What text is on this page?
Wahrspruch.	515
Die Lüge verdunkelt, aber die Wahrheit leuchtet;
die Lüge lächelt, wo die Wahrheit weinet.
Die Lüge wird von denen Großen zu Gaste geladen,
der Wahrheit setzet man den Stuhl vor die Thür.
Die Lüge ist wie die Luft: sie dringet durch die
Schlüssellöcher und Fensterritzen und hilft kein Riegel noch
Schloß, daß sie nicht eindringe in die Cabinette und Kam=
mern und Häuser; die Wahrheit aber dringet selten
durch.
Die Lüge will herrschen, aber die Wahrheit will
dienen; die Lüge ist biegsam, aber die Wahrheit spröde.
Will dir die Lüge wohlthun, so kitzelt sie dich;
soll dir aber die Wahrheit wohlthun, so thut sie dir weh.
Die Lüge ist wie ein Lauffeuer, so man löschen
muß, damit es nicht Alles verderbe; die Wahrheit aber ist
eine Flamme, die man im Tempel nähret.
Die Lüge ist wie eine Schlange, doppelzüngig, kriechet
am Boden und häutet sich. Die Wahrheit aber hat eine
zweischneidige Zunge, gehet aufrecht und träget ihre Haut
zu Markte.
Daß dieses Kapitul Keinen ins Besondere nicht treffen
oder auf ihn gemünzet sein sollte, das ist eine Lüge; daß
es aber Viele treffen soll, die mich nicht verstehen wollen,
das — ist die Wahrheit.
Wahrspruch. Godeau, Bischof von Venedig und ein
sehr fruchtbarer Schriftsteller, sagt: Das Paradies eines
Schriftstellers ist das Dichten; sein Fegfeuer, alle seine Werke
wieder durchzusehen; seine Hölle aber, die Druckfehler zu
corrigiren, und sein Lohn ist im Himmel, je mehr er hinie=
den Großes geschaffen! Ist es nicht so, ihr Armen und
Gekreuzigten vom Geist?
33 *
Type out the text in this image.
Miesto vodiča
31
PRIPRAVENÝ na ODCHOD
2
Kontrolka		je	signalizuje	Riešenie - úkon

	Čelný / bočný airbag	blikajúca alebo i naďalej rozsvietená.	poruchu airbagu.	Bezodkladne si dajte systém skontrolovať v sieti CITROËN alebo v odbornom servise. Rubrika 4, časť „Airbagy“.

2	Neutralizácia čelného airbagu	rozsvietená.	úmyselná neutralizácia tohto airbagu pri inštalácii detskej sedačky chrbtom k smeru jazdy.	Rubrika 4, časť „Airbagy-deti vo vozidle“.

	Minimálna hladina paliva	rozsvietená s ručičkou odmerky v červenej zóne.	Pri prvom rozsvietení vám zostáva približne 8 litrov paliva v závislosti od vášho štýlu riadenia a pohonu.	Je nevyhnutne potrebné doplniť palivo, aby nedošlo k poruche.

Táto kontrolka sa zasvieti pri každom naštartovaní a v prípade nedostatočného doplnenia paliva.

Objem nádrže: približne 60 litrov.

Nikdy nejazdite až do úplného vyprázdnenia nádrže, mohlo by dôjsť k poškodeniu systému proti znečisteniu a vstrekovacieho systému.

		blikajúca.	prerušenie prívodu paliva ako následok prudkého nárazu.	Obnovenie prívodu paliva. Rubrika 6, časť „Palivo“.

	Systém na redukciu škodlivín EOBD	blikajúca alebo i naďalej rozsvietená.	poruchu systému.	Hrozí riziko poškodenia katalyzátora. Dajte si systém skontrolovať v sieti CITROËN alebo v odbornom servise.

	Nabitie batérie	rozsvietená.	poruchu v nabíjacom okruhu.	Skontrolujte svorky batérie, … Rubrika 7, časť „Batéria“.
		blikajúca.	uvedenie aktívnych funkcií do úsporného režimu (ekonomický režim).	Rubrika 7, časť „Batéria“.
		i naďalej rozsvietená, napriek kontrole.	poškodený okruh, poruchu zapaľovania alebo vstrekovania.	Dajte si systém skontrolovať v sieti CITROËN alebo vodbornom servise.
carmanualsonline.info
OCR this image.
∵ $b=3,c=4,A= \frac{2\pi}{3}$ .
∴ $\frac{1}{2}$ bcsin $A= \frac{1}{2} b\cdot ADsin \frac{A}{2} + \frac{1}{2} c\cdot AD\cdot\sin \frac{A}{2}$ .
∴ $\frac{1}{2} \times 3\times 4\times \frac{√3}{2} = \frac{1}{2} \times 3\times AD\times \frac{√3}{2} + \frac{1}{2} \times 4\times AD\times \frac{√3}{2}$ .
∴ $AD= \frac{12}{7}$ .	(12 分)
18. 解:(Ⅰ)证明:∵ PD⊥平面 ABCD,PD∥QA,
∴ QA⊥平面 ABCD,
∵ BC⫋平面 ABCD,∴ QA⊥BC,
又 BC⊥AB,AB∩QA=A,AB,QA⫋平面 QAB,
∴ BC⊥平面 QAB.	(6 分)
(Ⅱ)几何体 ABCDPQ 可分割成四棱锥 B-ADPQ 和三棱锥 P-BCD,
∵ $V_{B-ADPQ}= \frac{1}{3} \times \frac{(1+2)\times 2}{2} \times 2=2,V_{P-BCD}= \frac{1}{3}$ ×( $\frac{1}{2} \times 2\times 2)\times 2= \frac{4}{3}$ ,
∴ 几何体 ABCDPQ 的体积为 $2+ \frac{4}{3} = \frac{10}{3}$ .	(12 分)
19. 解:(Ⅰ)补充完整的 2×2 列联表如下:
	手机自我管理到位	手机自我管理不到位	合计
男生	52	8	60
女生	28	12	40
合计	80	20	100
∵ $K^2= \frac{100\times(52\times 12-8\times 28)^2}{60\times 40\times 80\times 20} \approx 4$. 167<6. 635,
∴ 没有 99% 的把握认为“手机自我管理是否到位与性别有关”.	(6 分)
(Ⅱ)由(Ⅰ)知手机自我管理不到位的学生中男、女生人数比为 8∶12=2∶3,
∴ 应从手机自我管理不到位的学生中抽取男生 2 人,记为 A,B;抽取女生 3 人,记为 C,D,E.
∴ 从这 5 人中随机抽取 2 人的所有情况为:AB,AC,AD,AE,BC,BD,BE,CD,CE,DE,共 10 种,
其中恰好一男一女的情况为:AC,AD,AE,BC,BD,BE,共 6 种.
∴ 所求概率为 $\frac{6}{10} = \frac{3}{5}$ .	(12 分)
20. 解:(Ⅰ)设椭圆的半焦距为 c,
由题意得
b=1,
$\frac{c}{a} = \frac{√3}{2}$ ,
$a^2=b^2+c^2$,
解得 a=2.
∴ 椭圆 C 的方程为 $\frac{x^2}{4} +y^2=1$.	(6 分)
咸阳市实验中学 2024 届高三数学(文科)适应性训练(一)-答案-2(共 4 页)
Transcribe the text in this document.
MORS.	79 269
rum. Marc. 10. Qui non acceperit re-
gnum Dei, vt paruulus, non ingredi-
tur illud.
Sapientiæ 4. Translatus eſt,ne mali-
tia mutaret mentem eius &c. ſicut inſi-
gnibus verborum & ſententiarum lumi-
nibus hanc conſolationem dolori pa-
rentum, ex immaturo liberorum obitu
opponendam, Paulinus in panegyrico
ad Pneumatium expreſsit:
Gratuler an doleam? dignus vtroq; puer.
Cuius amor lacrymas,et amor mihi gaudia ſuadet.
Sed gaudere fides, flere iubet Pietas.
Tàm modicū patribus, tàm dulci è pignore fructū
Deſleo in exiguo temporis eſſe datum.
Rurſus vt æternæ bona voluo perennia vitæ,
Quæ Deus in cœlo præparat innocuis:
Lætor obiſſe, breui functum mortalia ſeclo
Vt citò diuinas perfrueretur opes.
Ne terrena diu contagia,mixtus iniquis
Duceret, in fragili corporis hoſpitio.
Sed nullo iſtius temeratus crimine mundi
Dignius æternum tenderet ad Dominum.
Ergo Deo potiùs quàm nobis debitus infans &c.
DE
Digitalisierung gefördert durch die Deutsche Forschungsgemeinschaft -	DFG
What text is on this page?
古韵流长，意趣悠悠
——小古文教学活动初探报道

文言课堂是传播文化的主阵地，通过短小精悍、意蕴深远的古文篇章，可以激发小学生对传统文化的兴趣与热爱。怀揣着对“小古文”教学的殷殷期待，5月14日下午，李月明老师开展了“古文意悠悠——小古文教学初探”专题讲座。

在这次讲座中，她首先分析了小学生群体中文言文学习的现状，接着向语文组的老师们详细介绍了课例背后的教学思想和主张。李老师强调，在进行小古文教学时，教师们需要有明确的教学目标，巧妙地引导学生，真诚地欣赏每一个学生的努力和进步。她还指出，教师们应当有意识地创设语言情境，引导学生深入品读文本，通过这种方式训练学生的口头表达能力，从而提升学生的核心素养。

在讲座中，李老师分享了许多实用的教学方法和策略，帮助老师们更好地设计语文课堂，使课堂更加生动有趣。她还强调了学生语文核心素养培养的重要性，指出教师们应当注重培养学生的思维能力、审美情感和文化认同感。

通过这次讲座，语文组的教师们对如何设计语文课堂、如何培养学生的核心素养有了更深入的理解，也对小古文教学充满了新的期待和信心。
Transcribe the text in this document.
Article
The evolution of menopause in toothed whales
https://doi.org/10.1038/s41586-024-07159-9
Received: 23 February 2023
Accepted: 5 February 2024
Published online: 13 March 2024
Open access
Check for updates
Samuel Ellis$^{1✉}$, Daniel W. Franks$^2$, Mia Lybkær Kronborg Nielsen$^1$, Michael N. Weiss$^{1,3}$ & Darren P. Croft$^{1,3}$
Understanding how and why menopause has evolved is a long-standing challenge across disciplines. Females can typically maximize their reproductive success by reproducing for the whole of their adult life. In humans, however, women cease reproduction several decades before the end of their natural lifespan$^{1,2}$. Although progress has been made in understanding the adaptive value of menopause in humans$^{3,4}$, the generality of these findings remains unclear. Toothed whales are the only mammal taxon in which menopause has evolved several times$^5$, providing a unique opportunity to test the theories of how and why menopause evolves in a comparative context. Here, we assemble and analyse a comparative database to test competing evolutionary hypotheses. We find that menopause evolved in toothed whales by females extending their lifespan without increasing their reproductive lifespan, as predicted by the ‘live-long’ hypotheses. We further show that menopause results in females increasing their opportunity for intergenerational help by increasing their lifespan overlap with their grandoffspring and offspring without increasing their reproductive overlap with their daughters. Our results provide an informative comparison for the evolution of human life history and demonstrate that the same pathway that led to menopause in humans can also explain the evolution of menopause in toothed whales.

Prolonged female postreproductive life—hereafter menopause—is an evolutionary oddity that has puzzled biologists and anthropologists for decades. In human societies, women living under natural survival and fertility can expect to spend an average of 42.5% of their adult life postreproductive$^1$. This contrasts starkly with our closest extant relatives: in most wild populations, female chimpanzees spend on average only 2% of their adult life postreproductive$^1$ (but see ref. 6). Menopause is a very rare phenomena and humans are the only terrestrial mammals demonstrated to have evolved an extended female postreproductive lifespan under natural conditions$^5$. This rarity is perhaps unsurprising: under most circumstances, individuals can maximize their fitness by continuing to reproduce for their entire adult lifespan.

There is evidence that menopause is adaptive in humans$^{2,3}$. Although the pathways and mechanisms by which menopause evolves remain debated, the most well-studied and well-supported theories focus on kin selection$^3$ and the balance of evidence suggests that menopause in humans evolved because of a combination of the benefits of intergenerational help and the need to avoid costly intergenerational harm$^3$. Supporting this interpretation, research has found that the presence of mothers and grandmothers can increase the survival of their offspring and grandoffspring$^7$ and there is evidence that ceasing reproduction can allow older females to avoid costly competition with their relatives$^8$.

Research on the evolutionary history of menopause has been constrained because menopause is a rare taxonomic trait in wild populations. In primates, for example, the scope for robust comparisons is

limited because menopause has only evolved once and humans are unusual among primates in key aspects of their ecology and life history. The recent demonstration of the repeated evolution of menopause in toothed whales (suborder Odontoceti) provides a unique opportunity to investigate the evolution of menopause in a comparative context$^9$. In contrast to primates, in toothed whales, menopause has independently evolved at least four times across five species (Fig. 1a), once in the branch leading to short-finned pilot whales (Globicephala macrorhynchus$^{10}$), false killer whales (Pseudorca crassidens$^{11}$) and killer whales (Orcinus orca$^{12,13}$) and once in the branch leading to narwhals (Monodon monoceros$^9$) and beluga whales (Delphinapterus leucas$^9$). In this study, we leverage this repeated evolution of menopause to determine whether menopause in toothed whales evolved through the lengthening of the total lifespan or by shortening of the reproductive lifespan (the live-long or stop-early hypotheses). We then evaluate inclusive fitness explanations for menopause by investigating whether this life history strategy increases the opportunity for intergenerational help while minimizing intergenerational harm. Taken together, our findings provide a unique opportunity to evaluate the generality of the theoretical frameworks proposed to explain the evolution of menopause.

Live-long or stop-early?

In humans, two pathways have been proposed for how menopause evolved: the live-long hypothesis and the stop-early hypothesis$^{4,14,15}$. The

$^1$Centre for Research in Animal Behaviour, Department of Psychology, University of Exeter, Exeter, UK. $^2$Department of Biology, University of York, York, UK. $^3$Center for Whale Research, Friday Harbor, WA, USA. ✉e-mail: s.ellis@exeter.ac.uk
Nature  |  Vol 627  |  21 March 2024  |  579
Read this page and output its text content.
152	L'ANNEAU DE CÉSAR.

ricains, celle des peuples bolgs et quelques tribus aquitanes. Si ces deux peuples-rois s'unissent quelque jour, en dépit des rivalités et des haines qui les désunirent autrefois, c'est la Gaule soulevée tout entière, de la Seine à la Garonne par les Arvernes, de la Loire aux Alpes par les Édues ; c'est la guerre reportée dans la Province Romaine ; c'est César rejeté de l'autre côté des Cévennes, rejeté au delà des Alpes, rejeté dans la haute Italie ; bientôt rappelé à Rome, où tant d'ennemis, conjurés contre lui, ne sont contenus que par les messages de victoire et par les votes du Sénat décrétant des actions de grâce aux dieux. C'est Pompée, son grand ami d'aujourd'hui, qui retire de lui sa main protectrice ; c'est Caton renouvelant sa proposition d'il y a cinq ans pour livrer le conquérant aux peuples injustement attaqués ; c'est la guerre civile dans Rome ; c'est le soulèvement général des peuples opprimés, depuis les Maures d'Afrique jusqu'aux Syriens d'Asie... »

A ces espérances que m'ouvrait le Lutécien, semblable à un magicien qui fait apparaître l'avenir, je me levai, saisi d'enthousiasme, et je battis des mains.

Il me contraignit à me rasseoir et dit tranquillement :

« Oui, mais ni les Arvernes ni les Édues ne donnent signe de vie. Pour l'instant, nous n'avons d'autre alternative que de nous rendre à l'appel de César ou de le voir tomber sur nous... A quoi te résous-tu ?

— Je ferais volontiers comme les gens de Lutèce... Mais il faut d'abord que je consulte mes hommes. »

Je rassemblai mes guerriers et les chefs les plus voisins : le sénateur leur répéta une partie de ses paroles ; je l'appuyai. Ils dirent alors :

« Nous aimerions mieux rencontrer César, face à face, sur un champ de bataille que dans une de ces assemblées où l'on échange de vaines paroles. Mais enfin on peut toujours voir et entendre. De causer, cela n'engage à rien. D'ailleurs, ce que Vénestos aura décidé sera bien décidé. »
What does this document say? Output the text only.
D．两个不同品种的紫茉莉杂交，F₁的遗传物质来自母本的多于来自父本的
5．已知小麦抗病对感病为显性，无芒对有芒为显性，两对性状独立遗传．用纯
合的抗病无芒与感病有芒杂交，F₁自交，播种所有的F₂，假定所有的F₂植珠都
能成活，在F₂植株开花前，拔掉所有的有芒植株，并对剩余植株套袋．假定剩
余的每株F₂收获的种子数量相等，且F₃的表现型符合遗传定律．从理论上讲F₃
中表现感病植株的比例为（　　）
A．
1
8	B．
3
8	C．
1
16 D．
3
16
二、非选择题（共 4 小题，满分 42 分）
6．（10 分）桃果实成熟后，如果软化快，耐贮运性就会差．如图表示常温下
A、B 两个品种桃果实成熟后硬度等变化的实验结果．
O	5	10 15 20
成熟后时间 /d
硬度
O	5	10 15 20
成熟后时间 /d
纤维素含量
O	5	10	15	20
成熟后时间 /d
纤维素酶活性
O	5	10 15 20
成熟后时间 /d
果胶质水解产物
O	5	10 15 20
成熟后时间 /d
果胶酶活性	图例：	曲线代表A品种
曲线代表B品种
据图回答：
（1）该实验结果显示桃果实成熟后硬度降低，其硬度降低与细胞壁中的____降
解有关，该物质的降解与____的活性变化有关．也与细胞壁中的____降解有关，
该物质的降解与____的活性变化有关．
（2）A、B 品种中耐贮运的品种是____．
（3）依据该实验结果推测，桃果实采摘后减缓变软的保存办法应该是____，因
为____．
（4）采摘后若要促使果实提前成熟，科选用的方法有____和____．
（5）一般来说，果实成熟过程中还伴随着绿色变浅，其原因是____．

#### [Do this]
Transcribe, word for word, every line from the one containing "What does this" through the final line of the entries, and nothing else.

#### [Output of the exercise]
What does this document say? Output the text only.
D．两个不同品种的紫茉莉杂交，F₁的遗传物质来自母本的多于来自父本的
5．已知小麦抗病对感病为显性，无芒对有芒为显性，两对性状独立遗传．用纯
合的抗病无芒与感病有芒杂交，F₁自交，播种所有的F₂，假定所有的F₂植珠都
能成活，在F₂植株开花前，拔掉所有的有芒植株，并对剩余植株套袋．假定剩
余的每株F₂收获的种子数量相等，且F₃的表现型符合遗传定律．从理论上讲F₃
中表现感病植株的比例为（　　）
A．
1
8	B．
3
8	C．
1
16 D．
3
16
二、非选择题（共 4 小题，满分 42 分）
6．（10 分）桃果实成熟后，如果软化快，耐贮运性就会差．如图表示常温下
A、B 两个品种桃果实成熟后硬度等变化的实验结果．
O	5	10 15 20
成熟后时间 /d
硬度
O	5	10 15 20
成熟后时间 /d
纤维素含量
O	5	10	15	20
成熟后时间 /d
纤维素酶活性
O	5	10 15 20
成熟后时间 /d
果胶质水解产物
O	5	10 15 20
成熟后时间 /d
果胶酶活性	图例：	曲线代表A品种
曲线代表B品种
据图回答：
（1）该实验结果显示桃果实成熟后硬度降低，其硬度降低与细胞壁中的____降
解有关，该物质的降解与____的活性变化有关．也与细胞壁中的____降解有关，
该物质的降解与____的活性变化有关．
（2）A、B 品种中耐贮运的品种是____．
（3）依据该实验结果推测，桃果实采摘后减缓变软的保存办法应该是____，因
为____．
（4）采摘后若要促使果实提前成熟，科选用的方法有____和____．
（5）一般来说，果实成熟过程中还伴随着绿色变浅，其原因是____．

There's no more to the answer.